● SOURCE TEXT:
*** Block opens ***
So I salute the vast armies of dudes with horrible tattoos and unapologetic back-hair and girls with “Kiss Me I’m Shitfaced” T-shirts. Everyone I saw seemed to be having a great time in the most inhospitable of circumstances, on some real cockroach mentality shit. I have no idea how they did it.

I missed Fat Joe, the one guy I was kind of hyped to see, since he played just after noon. Joe did his mash-up performance with Hector El Bambino, who I’d never heard of but who the AmsterJam press kit called “The P. Diddy or Dr. Dre of reggaeton.” El Bambino’s solo set didn’t exactly set the crowd on fire; absolutely no one had come to this thing to hear a dude rapping in Spanish, and it’s not like the guy was doing anything to win anyone over.

Garbage got a similarly apathetic response, which probably had something to do with their questionable decision to frontload their set with boring new songs that no one knew. Garbage was the only the only band of the day to take the show’s mash-up concept seriously. When they trotted Peaches out onstage to general befuddlement (dude in crowd near me: “Wait, it’s a stripper?”), she was doing actual Peaches songs over actual Garbage instrumentals in a thrilling fusion of four years ago and nine years ago. It wasn’t good or anything, but at least they tried.

Wyclef ended up being the best performer of the day if only because he’s willing to do whatever it takes to win over white kids. He’ll play guitar with his teeth, he’ll run out in the crowd, he’ll do backflips and handstands. He’ll invite drunk middle-aged men onstage to dance. He’ll play “Redemption Song” and “Jump Around” and “Let Me Clear My Throat” even though they aren’t his songs. He’s shameless. He’ll do any goddam stupid thing as long as it’ll keep the audience amped, and it was pretty fun to see, though things got a bit weird at the end when he refused to leave the stage and played “Gone Till November” a second time. Wyclef will never be taken seriously as a rapper again, but he’ll always have white kids. (Fugees reunion watch: no Fugees reunion.)

Never in my life have I felt more like an alien than I did when 311 was playing. Like, did you know 311 was still popular? They are! People were going nuts for them! The band played for a really really long time, playing a whole lot of hookless soupy limp songs that I sort of recognized from the radio. They also treated the whole mash-up concept with absolute contempt, inviting Wyclef onstage to sort of rap on one song and then continuing on even fucking longer after he left.
*** Block closes ***
● DATA TO EXAMINE:
*** Block opens ***
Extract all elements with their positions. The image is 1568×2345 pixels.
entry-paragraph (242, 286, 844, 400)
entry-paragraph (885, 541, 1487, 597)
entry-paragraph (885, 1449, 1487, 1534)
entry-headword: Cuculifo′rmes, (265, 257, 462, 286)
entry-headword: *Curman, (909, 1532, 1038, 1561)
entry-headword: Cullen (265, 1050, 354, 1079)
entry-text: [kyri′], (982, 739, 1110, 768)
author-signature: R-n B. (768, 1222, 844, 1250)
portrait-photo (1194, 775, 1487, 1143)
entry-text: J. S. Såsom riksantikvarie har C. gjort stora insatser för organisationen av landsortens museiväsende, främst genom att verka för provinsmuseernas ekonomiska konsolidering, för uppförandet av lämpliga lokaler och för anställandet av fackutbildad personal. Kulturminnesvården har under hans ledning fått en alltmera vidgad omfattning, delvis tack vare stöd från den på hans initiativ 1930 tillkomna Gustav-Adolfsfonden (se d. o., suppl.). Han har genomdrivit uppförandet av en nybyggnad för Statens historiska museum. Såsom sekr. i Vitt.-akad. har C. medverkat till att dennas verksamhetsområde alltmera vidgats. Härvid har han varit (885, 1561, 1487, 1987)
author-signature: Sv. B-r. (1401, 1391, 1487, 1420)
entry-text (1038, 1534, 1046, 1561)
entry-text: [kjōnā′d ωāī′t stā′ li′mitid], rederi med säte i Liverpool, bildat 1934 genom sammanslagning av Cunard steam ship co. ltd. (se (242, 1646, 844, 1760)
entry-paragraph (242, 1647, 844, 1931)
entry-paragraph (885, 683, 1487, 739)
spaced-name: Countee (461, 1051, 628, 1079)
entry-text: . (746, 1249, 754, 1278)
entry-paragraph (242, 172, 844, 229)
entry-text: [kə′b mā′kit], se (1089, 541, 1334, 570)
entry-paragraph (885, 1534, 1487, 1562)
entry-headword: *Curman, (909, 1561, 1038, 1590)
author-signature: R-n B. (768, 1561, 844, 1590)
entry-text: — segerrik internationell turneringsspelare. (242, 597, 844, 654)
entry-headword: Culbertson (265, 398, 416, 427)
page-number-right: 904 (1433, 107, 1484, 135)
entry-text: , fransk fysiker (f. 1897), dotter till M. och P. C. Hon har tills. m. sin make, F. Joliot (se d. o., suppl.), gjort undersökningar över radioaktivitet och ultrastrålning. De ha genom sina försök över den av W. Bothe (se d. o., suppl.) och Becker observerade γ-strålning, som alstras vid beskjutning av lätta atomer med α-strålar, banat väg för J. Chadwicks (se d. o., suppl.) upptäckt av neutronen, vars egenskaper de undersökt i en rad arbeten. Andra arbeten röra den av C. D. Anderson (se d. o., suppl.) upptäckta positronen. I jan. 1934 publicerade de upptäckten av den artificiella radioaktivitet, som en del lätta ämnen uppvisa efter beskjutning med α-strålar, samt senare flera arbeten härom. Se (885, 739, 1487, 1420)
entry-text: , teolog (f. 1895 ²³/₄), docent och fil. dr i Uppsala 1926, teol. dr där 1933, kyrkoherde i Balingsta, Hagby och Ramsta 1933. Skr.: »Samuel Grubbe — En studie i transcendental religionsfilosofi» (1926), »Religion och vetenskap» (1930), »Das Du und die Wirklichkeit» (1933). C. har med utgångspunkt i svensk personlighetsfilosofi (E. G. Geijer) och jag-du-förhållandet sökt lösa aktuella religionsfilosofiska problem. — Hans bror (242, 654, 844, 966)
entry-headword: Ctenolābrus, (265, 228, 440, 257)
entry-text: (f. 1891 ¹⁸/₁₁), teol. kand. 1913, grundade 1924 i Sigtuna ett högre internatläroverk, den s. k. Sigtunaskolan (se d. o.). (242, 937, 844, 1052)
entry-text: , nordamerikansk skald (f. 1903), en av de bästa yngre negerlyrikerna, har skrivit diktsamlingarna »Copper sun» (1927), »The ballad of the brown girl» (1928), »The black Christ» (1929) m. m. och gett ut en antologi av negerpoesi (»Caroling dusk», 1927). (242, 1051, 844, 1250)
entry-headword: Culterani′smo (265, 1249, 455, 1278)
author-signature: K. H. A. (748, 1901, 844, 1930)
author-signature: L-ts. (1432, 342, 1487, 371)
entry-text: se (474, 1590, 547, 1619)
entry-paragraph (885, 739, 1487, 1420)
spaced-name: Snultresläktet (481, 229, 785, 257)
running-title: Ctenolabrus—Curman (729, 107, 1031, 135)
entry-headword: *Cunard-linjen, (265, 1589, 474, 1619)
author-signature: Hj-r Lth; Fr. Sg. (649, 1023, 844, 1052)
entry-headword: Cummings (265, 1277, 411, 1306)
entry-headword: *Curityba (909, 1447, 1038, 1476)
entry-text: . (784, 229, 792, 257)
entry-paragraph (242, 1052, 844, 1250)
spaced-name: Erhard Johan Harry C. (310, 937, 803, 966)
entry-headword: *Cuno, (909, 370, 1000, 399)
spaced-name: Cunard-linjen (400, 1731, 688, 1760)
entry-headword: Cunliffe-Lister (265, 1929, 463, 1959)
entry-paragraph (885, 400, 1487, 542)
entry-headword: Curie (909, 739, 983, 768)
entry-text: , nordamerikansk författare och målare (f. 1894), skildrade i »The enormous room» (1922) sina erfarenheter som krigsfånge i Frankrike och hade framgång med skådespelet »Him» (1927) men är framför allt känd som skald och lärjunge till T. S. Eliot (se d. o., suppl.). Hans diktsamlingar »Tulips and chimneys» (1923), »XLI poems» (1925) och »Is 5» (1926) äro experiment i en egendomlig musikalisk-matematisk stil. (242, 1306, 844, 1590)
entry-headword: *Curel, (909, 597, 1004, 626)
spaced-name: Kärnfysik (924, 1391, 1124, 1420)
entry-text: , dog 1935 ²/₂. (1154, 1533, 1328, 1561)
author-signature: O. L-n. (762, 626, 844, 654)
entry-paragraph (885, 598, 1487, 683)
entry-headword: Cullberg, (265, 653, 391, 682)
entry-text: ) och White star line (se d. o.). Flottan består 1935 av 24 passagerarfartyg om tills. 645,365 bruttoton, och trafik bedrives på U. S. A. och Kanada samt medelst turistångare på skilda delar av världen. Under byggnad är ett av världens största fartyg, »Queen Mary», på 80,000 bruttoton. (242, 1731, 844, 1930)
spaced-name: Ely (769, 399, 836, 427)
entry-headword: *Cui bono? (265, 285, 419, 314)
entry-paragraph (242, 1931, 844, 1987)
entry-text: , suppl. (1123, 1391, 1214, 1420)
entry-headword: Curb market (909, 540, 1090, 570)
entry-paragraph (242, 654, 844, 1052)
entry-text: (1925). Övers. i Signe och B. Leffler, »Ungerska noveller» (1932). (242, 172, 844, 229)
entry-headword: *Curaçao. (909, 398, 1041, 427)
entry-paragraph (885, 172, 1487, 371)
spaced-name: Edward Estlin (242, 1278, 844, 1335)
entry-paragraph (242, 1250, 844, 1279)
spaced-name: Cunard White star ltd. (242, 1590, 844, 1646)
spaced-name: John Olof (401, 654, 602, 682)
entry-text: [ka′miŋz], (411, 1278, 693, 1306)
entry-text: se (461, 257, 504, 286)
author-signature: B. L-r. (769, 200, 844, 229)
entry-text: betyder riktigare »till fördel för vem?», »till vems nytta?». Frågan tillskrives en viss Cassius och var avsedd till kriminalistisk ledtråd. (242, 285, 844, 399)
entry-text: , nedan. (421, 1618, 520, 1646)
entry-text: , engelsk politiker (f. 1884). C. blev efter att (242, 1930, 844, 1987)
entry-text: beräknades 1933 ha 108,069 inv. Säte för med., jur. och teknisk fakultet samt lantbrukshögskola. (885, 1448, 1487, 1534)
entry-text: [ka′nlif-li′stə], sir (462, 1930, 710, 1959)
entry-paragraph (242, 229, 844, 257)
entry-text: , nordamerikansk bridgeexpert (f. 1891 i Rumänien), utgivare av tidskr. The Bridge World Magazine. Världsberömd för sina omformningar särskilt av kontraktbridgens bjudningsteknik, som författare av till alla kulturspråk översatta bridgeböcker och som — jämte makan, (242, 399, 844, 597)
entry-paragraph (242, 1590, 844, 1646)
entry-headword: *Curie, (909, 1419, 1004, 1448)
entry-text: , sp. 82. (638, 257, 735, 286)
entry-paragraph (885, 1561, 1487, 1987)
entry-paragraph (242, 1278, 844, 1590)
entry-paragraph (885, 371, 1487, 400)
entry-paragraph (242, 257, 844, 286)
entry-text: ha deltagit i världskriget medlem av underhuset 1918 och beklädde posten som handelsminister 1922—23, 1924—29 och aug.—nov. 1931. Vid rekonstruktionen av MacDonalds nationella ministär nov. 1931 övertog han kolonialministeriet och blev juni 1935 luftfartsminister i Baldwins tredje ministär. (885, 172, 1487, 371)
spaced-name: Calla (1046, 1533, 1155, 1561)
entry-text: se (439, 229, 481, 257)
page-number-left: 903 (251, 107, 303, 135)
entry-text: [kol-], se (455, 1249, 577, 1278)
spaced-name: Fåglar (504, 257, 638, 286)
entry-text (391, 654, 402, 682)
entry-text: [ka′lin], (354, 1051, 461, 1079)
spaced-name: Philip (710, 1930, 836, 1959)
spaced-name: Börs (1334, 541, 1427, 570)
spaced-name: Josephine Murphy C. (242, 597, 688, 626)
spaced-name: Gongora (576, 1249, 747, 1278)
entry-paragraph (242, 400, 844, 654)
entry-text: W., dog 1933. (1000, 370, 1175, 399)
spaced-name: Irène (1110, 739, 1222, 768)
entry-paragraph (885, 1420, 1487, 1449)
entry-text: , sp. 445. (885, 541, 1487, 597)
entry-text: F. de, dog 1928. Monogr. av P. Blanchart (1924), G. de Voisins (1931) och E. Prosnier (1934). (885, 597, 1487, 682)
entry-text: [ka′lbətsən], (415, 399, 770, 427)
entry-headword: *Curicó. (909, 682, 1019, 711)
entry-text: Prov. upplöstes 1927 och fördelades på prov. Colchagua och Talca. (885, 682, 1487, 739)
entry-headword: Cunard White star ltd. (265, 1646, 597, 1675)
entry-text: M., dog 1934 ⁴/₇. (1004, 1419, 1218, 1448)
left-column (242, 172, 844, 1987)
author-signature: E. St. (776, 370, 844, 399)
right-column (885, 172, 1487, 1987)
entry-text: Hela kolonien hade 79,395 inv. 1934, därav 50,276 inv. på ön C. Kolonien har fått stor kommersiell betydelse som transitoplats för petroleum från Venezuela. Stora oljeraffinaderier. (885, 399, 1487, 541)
*** Block closes ***
● DIRECTIONS: Continue the AmsterJam festival review, picking up right after its final sentence.

● ANSWER SPACE:
Snoop Dogg has a kajillion hits and an easy, affable charisma, but none of that stopped his set from falling flat on its face. He played with a live band that added a queasy session-musician gloss to the show, completely missing the chilly G-funk lope of his best tracks. The whole point of “Drop It Like It’s Hot” is that it’s all spare and minimalist, right? So it shouldn’t have any drum fills on it? They didn’t seem to have that figured out. The best moment of the set came during the obligatory Biggie tribute with the appearance of the P. Diddy of rap, P. Diddy, fresh off the name change I just ignored. Diddy walked out onstage, danced to “Hypnotize” for a few seconds, smoked some of Snoop’s weed, and then disappeared without saying a word. Thrilling.

The Red Hot Chili Peppers stuck almost exclusively to boring recent material, treating a show in front of tens of thousands of people like just another paycheck, except for one amazing little moment when they covered Donna Summer’s “I Feel Love” with John Frusciante on vocals. The mash-up thing was a ten-minute version of “Give It Away” with Bootsy Collins playing bass and Snoop playing occasionally-rapping hypeman. This turned into “Nuthin’ But a G Thang” (Snoop’s second time doing that song), which turned into James Brown’s “Sex Machine”, which turned into an endless boring jam. I left before it was over because I had a dog to walk and because fuck that shit.